- Task requirements: Reproduce all entries verbatim, with nothing added or dropped.

Records from a collection of figures:
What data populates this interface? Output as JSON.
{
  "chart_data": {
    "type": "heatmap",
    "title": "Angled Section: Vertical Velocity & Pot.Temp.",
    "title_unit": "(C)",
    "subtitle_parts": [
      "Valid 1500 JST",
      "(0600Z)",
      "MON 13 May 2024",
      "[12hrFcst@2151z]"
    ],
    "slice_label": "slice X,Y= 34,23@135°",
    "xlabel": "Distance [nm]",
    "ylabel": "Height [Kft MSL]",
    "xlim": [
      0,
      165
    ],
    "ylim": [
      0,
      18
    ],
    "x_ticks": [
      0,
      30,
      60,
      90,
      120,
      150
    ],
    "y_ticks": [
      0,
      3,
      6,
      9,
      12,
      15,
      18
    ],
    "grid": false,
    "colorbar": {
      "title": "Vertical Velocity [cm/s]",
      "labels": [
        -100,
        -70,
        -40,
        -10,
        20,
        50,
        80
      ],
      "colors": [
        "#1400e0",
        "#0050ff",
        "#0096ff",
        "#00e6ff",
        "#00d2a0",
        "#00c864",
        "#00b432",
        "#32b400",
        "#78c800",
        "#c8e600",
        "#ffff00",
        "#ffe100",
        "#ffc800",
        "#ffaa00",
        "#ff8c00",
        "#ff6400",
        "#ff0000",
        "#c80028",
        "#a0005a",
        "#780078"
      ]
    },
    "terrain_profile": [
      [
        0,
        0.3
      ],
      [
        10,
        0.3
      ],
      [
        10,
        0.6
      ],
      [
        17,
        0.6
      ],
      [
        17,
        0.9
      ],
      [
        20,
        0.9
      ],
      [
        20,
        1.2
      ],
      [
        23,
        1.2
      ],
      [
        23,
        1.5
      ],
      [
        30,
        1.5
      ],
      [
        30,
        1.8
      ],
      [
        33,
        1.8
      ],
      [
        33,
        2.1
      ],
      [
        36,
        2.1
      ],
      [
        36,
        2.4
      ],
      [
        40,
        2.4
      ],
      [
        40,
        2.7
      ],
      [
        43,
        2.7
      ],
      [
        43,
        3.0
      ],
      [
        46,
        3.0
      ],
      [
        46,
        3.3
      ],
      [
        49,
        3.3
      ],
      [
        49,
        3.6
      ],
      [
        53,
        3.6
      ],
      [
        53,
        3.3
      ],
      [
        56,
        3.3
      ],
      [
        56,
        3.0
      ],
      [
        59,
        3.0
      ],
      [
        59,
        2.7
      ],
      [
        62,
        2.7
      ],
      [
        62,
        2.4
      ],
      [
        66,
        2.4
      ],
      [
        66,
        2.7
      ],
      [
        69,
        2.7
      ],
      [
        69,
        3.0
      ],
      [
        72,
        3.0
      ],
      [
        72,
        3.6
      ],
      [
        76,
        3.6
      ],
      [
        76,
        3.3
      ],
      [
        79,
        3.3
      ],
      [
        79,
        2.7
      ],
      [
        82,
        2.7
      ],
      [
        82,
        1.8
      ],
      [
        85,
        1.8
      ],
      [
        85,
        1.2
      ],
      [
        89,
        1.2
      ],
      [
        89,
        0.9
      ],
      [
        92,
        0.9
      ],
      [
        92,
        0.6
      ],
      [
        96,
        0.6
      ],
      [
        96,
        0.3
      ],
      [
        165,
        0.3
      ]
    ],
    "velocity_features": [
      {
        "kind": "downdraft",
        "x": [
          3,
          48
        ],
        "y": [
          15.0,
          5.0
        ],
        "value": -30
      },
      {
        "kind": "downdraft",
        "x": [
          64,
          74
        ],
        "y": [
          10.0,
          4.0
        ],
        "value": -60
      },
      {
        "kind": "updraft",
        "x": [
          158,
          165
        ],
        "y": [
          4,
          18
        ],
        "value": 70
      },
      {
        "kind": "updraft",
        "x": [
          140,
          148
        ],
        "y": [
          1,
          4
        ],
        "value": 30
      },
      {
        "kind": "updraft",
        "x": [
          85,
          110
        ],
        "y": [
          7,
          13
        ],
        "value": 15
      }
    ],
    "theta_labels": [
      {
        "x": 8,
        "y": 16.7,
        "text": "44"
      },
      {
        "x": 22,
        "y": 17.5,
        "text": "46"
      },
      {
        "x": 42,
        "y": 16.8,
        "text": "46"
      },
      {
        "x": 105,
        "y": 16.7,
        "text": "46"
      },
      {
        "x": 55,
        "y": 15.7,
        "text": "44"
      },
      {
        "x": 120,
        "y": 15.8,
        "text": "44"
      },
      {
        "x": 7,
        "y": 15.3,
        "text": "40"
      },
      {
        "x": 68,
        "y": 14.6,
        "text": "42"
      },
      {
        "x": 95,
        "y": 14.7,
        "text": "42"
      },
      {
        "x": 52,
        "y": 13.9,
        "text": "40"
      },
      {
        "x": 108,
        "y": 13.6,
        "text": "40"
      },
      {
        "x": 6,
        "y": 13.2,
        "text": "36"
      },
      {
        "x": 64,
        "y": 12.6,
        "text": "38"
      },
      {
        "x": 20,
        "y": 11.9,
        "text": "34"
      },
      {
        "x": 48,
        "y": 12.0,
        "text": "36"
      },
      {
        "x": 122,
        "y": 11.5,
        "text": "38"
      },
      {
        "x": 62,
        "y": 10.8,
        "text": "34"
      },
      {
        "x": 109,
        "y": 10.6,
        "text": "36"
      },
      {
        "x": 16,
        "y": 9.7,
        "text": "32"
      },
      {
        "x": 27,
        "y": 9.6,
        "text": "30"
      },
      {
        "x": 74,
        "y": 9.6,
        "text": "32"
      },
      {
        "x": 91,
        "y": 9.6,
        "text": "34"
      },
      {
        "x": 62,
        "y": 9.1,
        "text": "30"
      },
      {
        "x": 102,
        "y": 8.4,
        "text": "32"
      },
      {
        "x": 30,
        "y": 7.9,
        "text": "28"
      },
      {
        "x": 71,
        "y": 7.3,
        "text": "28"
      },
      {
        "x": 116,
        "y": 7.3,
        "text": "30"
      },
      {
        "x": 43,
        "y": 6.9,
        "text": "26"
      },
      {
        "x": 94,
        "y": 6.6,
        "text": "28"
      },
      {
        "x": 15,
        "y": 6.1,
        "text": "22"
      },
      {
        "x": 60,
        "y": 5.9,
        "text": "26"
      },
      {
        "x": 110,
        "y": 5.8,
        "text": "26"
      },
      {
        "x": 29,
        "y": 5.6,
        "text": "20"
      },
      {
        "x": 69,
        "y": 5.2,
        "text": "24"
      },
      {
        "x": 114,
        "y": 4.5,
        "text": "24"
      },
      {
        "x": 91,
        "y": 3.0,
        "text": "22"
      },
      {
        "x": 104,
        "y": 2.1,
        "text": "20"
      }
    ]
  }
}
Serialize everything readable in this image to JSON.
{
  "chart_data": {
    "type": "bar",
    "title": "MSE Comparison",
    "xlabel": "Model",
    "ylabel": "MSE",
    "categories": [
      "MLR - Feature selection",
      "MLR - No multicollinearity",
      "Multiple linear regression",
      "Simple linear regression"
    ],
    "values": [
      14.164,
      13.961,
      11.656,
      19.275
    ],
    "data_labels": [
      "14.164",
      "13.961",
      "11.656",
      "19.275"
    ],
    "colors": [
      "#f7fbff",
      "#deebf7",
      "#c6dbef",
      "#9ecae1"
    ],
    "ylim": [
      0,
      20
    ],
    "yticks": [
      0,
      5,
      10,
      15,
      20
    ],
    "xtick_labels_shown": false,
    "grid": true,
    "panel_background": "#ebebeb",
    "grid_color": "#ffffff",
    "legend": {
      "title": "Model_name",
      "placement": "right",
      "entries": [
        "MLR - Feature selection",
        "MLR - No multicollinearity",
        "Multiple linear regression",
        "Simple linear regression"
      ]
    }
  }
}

- Answer to this problem:
What data populates this interface? Output as JSON.
{
  "chart_data": {
    "type": "heatmap",
    "title": "Angled Section: Vertical Velocity & Pot.Temp.",
    "title_unit": "(C)",
    "subtitle_parts": [
      "Valid 1500 JST",
      "(0600Z)",
      "MON 13 May 2024",
      "[12hrFcst@2151z]"
    ],
    "slice_label": "slice X,Y= 34,23@135°",
    "xlabel": "Distance [nm]",
    "ylabel": "Height [Kft MSL]",
    "xlim": [
      0,
      165
    ],
    "ylim": [
      0,
      18
    ],
    "x_ticks": [
      0,
      30,
      60,
      90,
      120,
      150
    ],
    "y_ticks": [
      0,
      3,
      6,
      9,
      12,
      15,
      18
    ],
    "grid": false,
    "colorbar": {
      "title": "Vertical Velocity [cm/s]",
      "labels": [
        -100,
        -70,
        -40,
        -10,
        20,
        50,
        80
      ],
      "colors": [
        "#1400e0",
        "#0050ff",
        "#0096ff",
        "#00e6ff",
        "#00d2a0",
        "#00c864",
        "#00b432",
        "#32b400",
        "#78c800",
        "#c8e600",
        "#ffff00",
        "#ffe100",
        "#ffc800",
        "#ffaa00",
        "#ff8c00",
        "#ff6400",
        "#ff0000",
        "#c80028",
        "#a0005a",
        "#780078"
      ]
    },
    "terrain_profile": [
      [
        0,
        0.3
      ],
      [
        10,
        0.3
      ],
      [
        10,
        0.6
      ],
      [
        17,
        0.6
      ],
      [
        17,
        0.9
      ],
      [
        20,
        0.9
      ],
      [
        20,
        1.2
      ],
      [
        23,
        1.2
      ],
      [
        23,
        1.5
      ],
      [
        30,
        1.5
      ],
      [
        30,
        1.8
      ],
      [
        33,
        1.8
      ],
      [
        33,
        2.1
      ],
      [
        36,
        2.1
      ],
      [
        36,
        2.4
      ],
      [
        40,
        2.4
      ],
      [
        40,
        2.7
      ],
      [
        43,
        2.7
      ],
      [
        43,
        3.0
      ],
      [
        46,
        3.0
      ],
      [
        46,
        3.3
      ],
      [
        49,
        3.3
      ],
      [
        49,
        3.6
      ],
      [
        53,
        3.6
      ],
      [
        53,
        3.3
      ],
      [
        56,
        3.3
      ],
      [
        56,
        3.0
      ],
      [
        59,
        3.0
      ],
      [
        59,
        2.7
      ],
      [
        62,
        2.7
      ],
      [
        62,
        2.4
      ],
      [
        66,
        2.4
      ],
      [
        66,
        2.7
      ],
      [
        69,
        2.7
      ],
      [
        69,
        3.0
      ],
      [
        72,
        3.0
      ],
      [
        72,
        3.6
      ],
      [
        76,
        3.6
      ],
      [
        76,
        3.3
      ],
      [
        79,
        3.3
      ],
      [
        79,
        2.7
      ],
      [
        82,
        2.7
      ],
      [
        82,
        1.8
      ],
      [
        85,
        1.8
      ],
      [
        85,
        1.2
      ],
      [
        89,
        1.2
      ],
      [
        89,
        0.9
      ],
      [
        92,
        0.9
      ],
      [
        92,
        0.6
      ],
      [
        96,
        0.6
      ],
      [
        96,
        0.3
      ],
      [
        165,
        0.3
      ]
    ],
    "velocity_features": [
      {
        "kind": "downdraft",
        "x": [
          3,
          48
        ],
        "y": [
          15.0,
          5.0
        ],
        "value": -30
      },
      {
        "kind": "downdraft",
        "x": [
          64,
          74
        ],
        "y": [
          10.0,
          4.0
        ],
        "value": -60
      },
      {
        "kind": "updraft",
        "x": [
          158,
          165
        ],
        "y": [
          4,
          18
        ],
        "value": 70
      },
      {
        "kind": "updraft",
        "x": [
          140,
          148
        ],
        "y": [
          1,
          4
        ],
        "value": 30
      },
      {
        "kind": "updraft",
        "x": [
          85,
          110
        ],
        "y": [
          7,
          13
        ],
        "value": 15
      }
    ],
    "theta_labels": [
      {
        "x": 8,
        "y": 16.7,
        "text": "44"
      },
      {
        "x": 22,
        "y": 17.5,
        "text": "46"
      },
      {
        "x": 42,
        "y": 16.8,
        "text": "46"
      },
      {
        "x": 105,
        "y": 16.7,
        "text": "46"
      },
      {
        "x": 55,
        "y": 15.7,
        "text": "44"
      },
      {
        "x": 120,
        "y": 15.8,
        "text": "44"
      },
      {
        "x": 7,
        "y": 15.3,
        "text": "40"
      },
      {
        "x": 68,
        "y": 14.6,
        "text": "42"
      },
      {
        "x": 95,
        "y": 14.7,
        "text": "42"
      },
      {
        "x": 52,
        "y": 13.9,
        "text": "40"
      },
      {
        "x": 108,
        "y": 13.6,
        "text": "40"
      },
      {
        "x": 6,
        "y": 13.2,
        "text": "36"
      },
      {
        "x": 64,
        "y": 12.6,
        "text": "38"
      },
      {
        "x": 20,
        "y": 11.9,
        "text": "34"
      },
      {
        "x": 48,
        "y": 12.0,
        "text": "36"
      },
      {
        "x": 122,
        "y": 11.5,
        "text": "38"
      },
      {
        "x": 62,
        "y": 10.8,
        "text": "34"
      },
      {
        "x": 109,
        "y": 10.6,
        "text": "36"
      },
      {
        "x": 16,
        "y": 9.7,
        "text": "32"
      },
      {
        "x": 27,
        "y": 9.6,
        "text": "30"
      },
      {
        "x": 74,
        "y": 9.6,
        "text": "32"
      },
      {
        "x": 91,
        "y": 9.6,
        "text": "34"
      },
      {
        "x": 62,
        "y": 9.1,
        "text": "30"
      },
      {
        "x": 102,
        "y": 8.4,
        "text": "32"
      },
      {
        "x": 30,
        "y": 7.9,
        "text": "28"
      },
      {
        "x": 71,
        "y": 7.3,
        "text": "28"
      },
      {
        "x": 116,
        "y": 7.3,
        "text": "30"
      },
      {
        "x": 43,
        "y": 6.9,
        "text": "26"
      },
      {
        "x": 94,
        "y": 6.6,
        "text": "28"
      },
      {
        "x": 15,
        "y": 6.1,
        "text": "22"
      },
      {
        "x": 60,
        "y": 5.9,
        "text": "26"
      },
      {
        "x": 110,
        "y": 5.8,
        "text": "26"
      },
      {
        "x": 29,
        "y": 5.6,
        "text": "20"
      },
      {
        "x": 69,
        "y": 5.2,
        "text": "24"
      },
      {
        "x": 114,
        "y": 4.5,
        "text": "24"
      },
      {
        "x": 91,
        "y": 3.0,
        "text": "22"
      },
      {
        "x": 104,
        "y": 2.1,
        "text": "20"
      }
    ]
  }
}
Serialize everything readable in this image to JSON.
{
  "chart_data": {
    "type": "bar",
    "title": "MSE Comparison",
    "xlabel": "Model",
    "ylabel": "MSE",
    "categories": [
      "MLR - Feature selection",
      "MLR - No multicollinearity",
      "Multiple linear regression",
      "Simple linear regression"
    ],
    "values": [
      14.164,
      13.961,
      11.656,
      19.275
    ],
    "data_labels": [
      "14.164",
      "13.961",
      "11.656",
      "19.275"
    ],
    "colors": [
      "#f7fbff",
      "#deebf7",
      "#c6dbef",
      "#9ecae1"
    ],
    "ylim": [
      0,
      20
    ],
    "yticks": [
      0,
      5,
      10,
      15,
      20
    ],
    "xtick_labels_shown": false,
    "grid": true,
    "panel_background": "#ebebeb",
    "grid_color": "#ffffff",
    "legend": {
      "title": "Model_name",
      "placement": "right",
      "entries": [
        "MLR - Feature selection",
        "MLR - No multicollinearity",
        "Multiple linear regression",
        "Simple linear regression"
      ]
    }
  }
}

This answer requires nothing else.